== TASK DATA ==
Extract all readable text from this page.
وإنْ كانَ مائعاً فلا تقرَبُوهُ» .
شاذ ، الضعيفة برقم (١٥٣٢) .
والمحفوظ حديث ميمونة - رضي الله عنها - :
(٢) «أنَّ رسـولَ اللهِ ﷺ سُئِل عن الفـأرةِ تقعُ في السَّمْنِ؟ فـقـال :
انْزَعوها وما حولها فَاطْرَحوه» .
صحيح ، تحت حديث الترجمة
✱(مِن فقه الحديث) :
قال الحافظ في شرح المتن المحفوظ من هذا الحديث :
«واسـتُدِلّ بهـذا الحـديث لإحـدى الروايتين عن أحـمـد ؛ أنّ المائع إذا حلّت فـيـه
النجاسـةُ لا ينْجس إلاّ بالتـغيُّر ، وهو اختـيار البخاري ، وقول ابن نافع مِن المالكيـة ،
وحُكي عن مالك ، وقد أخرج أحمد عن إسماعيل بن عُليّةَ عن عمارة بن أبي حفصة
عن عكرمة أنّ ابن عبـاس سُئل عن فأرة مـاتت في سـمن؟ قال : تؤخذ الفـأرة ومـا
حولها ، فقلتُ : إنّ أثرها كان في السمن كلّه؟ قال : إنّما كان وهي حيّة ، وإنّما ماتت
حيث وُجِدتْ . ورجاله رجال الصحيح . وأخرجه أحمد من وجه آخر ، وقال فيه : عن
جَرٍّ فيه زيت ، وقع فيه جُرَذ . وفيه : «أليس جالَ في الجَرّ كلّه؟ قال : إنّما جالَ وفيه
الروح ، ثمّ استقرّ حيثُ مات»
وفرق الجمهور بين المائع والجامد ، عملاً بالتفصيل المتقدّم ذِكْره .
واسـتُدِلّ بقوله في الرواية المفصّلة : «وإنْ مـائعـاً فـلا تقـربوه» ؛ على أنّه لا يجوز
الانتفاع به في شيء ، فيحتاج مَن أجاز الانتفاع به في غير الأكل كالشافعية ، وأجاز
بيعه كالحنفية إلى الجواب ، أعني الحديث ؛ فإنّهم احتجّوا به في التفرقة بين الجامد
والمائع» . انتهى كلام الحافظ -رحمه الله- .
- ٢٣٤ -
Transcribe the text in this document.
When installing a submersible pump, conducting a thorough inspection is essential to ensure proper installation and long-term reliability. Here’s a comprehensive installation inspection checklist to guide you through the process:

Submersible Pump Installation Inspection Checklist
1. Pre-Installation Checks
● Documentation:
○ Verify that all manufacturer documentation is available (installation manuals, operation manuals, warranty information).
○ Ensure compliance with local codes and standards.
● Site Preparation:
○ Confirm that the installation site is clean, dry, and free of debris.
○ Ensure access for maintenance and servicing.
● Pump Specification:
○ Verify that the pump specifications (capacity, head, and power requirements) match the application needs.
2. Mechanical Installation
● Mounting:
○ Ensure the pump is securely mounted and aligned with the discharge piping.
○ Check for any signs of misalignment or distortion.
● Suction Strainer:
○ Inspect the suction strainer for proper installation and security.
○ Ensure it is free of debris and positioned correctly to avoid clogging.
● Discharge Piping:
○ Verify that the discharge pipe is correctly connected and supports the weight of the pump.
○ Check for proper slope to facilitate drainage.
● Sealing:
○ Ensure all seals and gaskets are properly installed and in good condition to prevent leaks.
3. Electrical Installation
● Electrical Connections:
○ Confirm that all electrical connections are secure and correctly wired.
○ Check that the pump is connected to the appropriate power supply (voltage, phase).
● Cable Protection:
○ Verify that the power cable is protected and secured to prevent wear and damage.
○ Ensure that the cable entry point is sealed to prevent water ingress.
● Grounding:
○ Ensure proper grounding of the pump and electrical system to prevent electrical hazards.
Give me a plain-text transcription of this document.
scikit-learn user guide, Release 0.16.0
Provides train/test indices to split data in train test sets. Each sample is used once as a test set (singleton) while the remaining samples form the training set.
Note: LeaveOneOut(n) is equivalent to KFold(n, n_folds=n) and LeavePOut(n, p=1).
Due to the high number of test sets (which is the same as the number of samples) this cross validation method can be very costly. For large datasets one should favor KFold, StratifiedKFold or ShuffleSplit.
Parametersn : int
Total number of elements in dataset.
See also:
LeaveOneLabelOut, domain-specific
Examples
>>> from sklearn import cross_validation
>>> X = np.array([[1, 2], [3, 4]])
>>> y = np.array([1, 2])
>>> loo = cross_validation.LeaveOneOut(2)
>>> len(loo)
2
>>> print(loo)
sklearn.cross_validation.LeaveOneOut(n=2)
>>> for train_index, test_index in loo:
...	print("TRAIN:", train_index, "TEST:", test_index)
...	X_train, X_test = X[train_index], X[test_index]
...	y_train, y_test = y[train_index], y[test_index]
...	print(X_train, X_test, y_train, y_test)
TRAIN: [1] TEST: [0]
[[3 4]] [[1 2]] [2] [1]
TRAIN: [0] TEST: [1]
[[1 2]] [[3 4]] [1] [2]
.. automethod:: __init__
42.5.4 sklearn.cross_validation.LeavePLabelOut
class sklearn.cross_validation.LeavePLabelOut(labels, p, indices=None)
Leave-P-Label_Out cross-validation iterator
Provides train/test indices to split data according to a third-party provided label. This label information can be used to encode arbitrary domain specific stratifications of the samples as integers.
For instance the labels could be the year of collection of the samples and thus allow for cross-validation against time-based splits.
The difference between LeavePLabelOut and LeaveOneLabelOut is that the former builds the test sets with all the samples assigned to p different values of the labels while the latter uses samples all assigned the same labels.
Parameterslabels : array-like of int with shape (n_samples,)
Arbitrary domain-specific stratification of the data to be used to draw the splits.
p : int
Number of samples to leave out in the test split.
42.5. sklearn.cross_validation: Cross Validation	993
===
§ PROBLEM: Every entry should be output exactly as written, please.

§ ANSWER FOR THIS EXERCISE:
Extract all readable text from this page.
وإنْ كانَ مائعاً فلا تقرَبُوهُ» .
شاذ ، الضعيفة برقم (١٥٣٢) .
والمحفوظ حديث ميمونة - رضي الله عنها - :
(٢) «أنَّ رسـولَ اللهِ ﷺ سُئِل عن الفـأرةِ تقعُ في السَّمْنِ؟ فـقـال :
انْزَعوها وما حولها فَاطْرَحوه» .
صحيح ، تحت حديث الترجمة
✱(مِن فقه الحديث) :
قال الحافظ في شرح المتن المحفوظ من هذا الحديث :
«واسـتُدِلّ بهـذا الحـديث لإحـدى الروايتين عن أحـمـد ؛ أنّ المائع إذا حلّت فـيـه
النجاسـةُ لا ينْجس إلاّ بالتـغيُّر ، وهو اختـيار البخاري ، وقول ابن نافع مِن المالكيـة ،
وحُكي عن مالك ، وقد أخرج أحمد عن إسماعيل بن عُليّةَ عن عمارة بن أبي حفصة
عن عكرمة أنّ ابن عبـاس سُئل عن فأرة مـاتت في سـمن؟ قال : تؤخذ الفـأرة ومـا
حولها ، فقلتُ : إنّ أثرها كان في السمن كلّه؟ قال : إنّما كان وهي حيّة ، وإنّما ماتت
حيث وُجِدتْ . ورجاله رجال الصحيح . وأخرجه أحمد من وجه آخر ، وقال فيه : عن
جَرٍّ فيه زيت ، وقع فيه جُرَذ . وفيه : «أليس جالَ في الجَرّ كلّه؟ قال : إنّما جالَ وفيه
الروح ، ثمّ استقرّ حيثُ مات»
وفرق الجمهور بين المائع والجامد ، عملاً بالتفصيل المتقدّم ذِكْره .
واسـتُدِلّ بقوله في الرواية المفصّلة : «وإنْ مـائعـاً فـلا تقـربوه» ؛ على أنّه لا يجوز
الانتفاع به في شيء ، فيحتاج مَن أجاز الانتفاع به في غير الأكل كالشافعية ، وأجاز
بيعه كالحنفية إلى الجواب ، أعني الحديث ؛ فإنّهم احتجّوا به في التفرقة بين الجامد
والمائع» . انتهى كلام الحافظ -رحمه الله- .
- ٢٣٤ -
Transcribe the text in this document.
When installing a submersible pump, conducting a thorough inspection is essential to ensure proper installation and long-term reliability. Here’s a comprehensive installation inspection checklist to guide you through the process:

Submersible Pump Installation Inspection Checklist
1. Pre-Installation Checks
● Documentation:
○ Verify that all manufacturer documentation is available (installation manuals, operation manuals, warranty information).
○ Ensure compliance with local codes and standards.
● Site Preparation:
○ Confirm that the installation site is clean, dry, and free of debris.
○ Ensure access for maintenance and servicing.
● Pump Specification:
○ Verify that the pump specifications (capacity, head, and power requirements) match the application needs.
2. Mechanical Installation
● Mounting:
○ Ensure the pump is securely mounted and aligned with the discharge piping.
○ Check for any signs of misalignment or distortion.
● Suction Strainer:
○ Inspect the suction strainer for proper installation and security.
○ Ensure it is free of debris and positioned correctly to avoid clogging.
● Discharge Piping:
○ Verify that the discharge pipe is correctly connected and supports the weight of the pump.
○ Check for proper slope to facilitate drainage.
● Sealing:
○ Ensure all seals and gaskets are properly installed and in good condition to prevent leaks.
3. Electrical Installation
● Electrical Connections:
○ Confirm that all electrical connections are secure and correctly wired.
○ Check that the pump is connected to the appropriate power supply (voltage, phase).
● Cable Protection:
○ Verify that the power cable is protected and secured to prevent wear and damage.
○ Ensure that the cable entry point is sealed to prevent water ingress.
● Grounding:
○ Ensure proper grounding of the pump and electrical system to prevent electrical hazards.
Give me a plain-text transcription of this document.
scikit-learn user guide, Release 0.16.0
Provides train/test indices to split data in train test sets. Each sample is used once as a test set (singleton) while the remaining samples form the training set.
Note: LeaveOneOut(n) is equivalent to KFold(n, n_folds=n) and LeavePOut(n, p=1).
Due to the high number of test sets (which is the same as the number of samples) this cross validation method can be very costly. For large datasets one should favor KFold, StratifiedKFold or ShuffleSplit.
Parametersn : int
Total number of elements in dataset.
See also:
LeaveOneLabelOut, domain-specific
Examples
>>> from sklearn import cross_validation
>>> X = np.array([[1, 2], [3, 4]])
>>> y = np.array([1, 2])
>>> loo = cross_validation.LeaveOneOut(2)
>>> len(loo)
2
>>> print(loo)
sklearn.cross_validation.LeaveOneOut(n=2)
>>> for train_index, test_index in loo:
...	print("TRAIN:", train_index, "TEST:", test_index)
...	X_train, X_test = X[train_index], X[test_index]
...	y_train, y_test = y[train_index], y[test_index]
...	print(X_train, X_test, y_train, y_test)
TRAIN: [1] TEST: [0]
[[3 4]] [[1 2]] [2] [1]
TRAIN: [0] TEST: [1]
[[1 2]] [[3 4]] [1] [2]
.. automethod:: __init__
42.5.4 sklearn.cross_validation.LeavePLabelOut
class sklearn.cross_validation.LeavePLabelOut(labels, p, indices=None)
Leave-P-Label_Out cross-validation iterator
Provides train/test indices to split data according to a third-party provided label. This label information can be used to encode arbitrary domain specific stratifications of the samples as integers.
For instance the labels could be the year of collection of the samples and thus allow for cross-validation against time-based splits.
The difference between LeavePLabelOut and LeaveOneLabelOut is that the former builds the test sets with all the samples assigned to p different values of the labels while the latter uses samples all assigned the same labels.
Parameterslabels : array-like of int with shape (n_samples,)
Arbitrary domain-specific stratification of the data to be used to draw the splits.
p : int
Number of samples to leave out in the test split.
42.5. sklearn.cross_validation: Cross Validation	993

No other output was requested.